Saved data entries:
+++

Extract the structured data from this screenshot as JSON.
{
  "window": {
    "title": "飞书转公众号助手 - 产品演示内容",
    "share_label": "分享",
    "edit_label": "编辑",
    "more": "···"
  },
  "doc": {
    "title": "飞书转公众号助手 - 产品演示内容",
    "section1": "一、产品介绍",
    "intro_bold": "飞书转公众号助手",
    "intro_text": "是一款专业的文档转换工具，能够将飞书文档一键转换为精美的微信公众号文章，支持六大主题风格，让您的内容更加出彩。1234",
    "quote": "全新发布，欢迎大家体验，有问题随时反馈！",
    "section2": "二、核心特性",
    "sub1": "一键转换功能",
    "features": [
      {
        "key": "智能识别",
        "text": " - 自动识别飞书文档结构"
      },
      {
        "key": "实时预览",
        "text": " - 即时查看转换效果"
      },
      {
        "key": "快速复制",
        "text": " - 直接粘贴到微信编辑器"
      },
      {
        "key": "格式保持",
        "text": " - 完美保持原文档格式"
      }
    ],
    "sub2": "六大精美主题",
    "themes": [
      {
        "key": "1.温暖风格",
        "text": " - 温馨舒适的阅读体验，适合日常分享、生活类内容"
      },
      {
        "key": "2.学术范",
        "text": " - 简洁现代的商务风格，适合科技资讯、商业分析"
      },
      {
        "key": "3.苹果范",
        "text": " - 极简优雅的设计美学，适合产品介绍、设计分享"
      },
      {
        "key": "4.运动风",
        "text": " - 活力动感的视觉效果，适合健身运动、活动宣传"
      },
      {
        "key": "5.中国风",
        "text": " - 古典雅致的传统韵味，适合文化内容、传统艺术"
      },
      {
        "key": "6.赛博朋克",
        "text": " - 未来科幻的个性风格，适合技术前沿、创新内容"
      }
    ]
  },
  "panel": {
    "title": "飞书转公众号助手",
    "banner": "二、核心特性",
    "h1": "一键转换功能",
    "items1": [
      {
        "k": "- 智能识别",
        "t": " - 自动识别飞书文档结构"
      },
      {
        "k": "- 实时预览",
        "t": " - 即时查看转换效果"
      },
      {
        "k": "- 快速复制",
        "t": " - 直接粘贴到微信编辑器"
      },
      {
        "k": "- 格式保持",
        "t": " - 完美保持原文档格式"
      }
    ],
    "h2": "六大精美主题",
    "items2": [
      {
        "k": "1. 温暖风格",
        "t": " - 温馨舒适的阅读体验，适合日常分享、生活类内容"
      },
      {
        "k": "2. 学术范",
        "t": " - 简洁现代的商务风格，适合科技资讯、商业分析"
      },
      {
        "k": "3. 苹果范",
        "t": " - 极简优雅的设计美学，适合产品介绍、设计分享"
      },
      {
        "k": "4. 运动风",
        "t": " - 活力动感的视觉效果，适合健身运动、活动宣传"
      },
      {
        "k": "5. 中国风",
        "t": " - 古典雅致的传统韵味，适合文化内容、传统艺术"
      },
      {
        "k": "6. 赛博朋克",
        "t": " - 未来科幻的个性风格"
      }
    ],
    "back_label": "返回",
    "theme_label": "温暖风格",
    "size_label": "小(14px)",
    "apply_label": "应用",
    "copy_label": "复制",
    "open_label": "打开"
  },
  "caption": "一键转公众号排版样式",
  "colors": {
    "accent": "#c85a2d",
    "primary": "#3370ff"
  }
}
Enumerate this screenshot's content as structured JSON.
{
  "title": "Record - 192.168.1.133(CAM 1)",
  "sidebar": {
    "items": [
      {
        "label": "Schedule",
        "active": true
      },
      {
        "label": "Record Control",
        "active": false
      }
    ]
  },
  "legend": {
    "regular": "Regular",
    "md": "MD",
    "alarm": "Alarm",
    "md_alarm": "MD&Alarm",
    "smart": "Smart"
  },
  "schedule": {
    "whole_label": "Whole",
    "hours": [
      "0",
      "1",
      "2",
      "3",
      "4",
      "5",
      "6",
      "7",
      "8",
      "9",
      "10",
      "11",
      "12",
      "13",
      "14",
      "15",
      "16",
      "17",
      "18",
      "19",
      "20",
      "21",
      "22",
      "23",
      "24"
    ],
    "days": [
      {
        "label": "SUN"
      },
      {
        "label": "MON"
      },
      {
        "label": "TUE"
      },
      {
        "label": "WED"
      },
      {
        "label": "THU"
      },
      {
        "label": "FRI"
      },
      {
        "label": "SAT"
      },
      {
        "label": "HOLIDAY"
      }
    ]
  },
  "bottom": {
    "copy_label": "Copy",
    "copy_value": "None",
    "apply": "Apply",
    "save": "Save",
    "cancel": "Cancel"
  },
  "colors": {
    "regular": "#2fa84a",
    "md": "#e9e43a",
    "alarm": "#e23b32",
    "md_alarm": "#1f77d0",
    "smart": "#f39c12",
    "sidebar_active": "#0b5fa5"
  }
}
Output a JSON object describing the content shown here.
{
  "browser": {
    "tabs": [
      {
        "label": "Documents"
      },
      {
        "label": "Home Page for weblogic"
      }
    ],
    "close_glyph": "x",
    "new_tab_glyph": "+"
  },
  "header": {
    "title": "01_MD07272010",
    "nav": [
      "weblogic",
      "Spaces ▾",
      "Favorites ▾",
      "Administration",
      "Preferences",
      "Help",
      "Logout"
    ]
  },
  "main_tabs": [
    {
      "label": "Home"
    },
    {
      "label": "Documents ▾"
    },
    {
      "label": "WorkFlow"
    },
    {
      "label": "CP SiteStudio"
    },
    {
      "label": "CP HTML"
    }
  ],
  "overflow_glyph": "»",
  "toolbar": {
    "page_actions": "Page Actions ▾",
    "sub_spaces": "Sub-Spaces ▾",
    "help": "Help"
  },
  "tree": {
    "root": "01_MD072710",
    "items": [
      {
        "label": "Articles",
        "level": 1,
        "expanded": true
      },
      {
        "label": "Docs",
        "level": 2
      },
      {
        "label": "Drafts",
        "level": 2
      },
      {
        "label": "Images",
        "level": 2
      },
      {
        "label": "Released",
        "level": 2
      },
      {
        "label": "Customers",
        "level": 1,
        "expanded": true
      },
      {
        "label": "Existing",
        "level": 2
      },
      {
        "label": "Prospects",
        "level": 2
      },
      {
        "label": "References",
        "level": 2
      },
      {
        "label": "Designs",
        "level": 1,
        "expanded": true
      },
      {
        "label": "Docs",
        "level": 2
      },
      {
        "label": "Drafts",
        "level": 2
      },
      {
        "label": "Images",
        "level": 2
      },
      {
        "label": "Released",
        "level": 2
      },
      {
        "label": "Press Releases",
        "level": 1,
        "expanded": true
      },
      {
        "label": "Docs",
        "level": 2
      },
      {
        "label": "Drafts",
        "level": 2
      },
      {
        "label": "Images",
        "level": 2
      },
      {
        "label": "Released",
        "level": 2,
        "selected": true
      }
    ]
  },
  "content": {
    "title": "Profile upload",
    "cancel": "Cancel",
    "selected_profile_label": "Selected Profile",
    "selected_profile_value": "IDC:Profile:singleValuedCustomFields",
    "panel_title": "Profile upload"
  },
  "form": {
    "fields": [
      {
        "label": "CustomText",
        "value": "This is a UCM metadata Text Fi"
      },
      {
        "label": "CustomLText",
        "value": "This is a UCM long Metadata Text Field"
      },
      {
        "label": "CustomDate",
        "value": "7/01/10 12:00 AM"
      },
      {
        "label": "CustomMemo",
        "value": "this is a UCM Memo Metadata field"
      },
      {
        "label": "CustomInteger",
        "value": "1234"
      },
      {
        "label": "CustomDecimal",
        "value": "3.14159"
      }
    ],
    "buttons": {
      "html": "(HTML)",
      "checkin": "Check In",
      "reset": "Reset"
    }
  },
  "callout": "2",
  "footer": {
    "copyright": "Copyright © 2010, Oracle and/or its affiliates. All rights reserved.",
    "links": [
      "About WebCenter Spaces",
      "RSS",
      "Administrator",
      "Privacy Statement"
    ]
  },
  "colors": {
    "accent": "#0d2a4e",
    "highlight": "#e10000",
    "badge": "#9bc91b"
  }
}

+++

● **What is expected**
Copy out all lines above that include the string "温馨舒适的阅读体验".

● **The result**
        "text": " - 温馨舒适的阅读体验，适合日常分享、生活类内容"
        "t": " - 温馨舒适的阅读体验，适合日常分享、生活类内容"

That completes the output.